### Goal
Drop the pictures, then extract the listing word for word.

### Supplied information
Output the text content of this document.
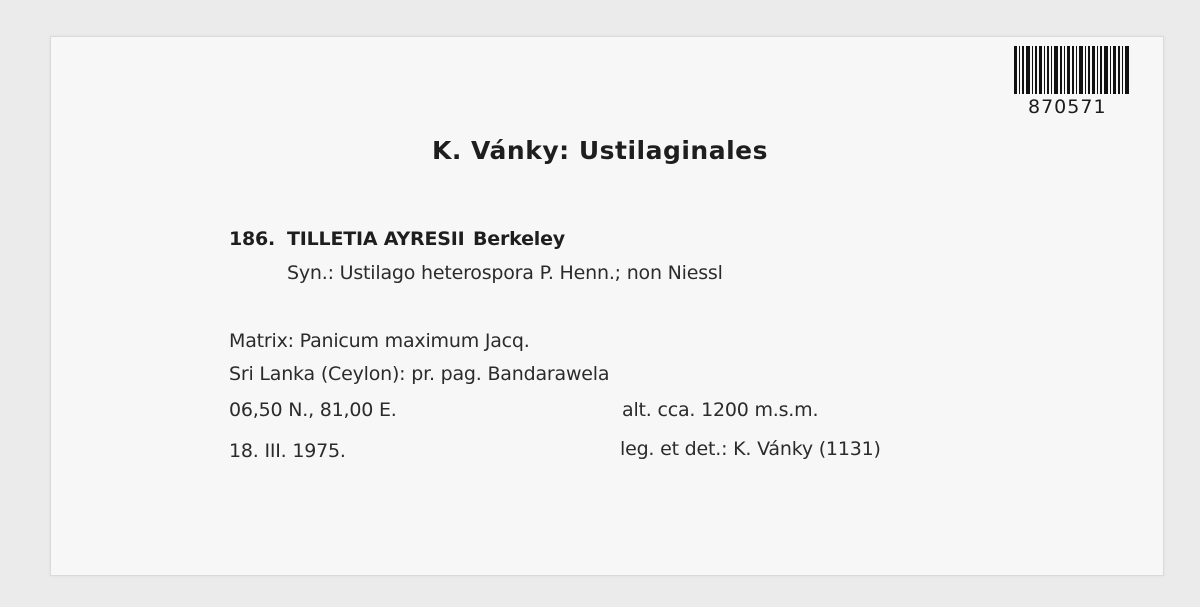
870571
K. Vánky: Ustilaginales
186. TILLETIA AYRESII Berkeley
Syn.: Ustilago heterospora P. Henn.; non Niessl
Matrix: Panicum maximum Jacq.
Sri Lanka (Ceylon): pr. pag. Bandarawela
06,50 N., 81,00 E.	alt. cca. 1200 m.s.m.
18. III. 1975.	leg. et det.: K. Vánky (1131)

### Finished task
Output the text content of this document.
870571
K. Vánky: Ustilaginales
186. TILLETIA AYRESII Berkeley
Syn.: Ustilago heterospora P. Henn.; non Niessl
Matrix: Panicum maximum Jacq.
Sri Lanka (Ceylon): pr. pag. Bandarawela
06,50 N., 81,00 E.	alt. cca. 1200 m.s.m.
18. III. 1975.	leg. et det.: K. Vánky (1131)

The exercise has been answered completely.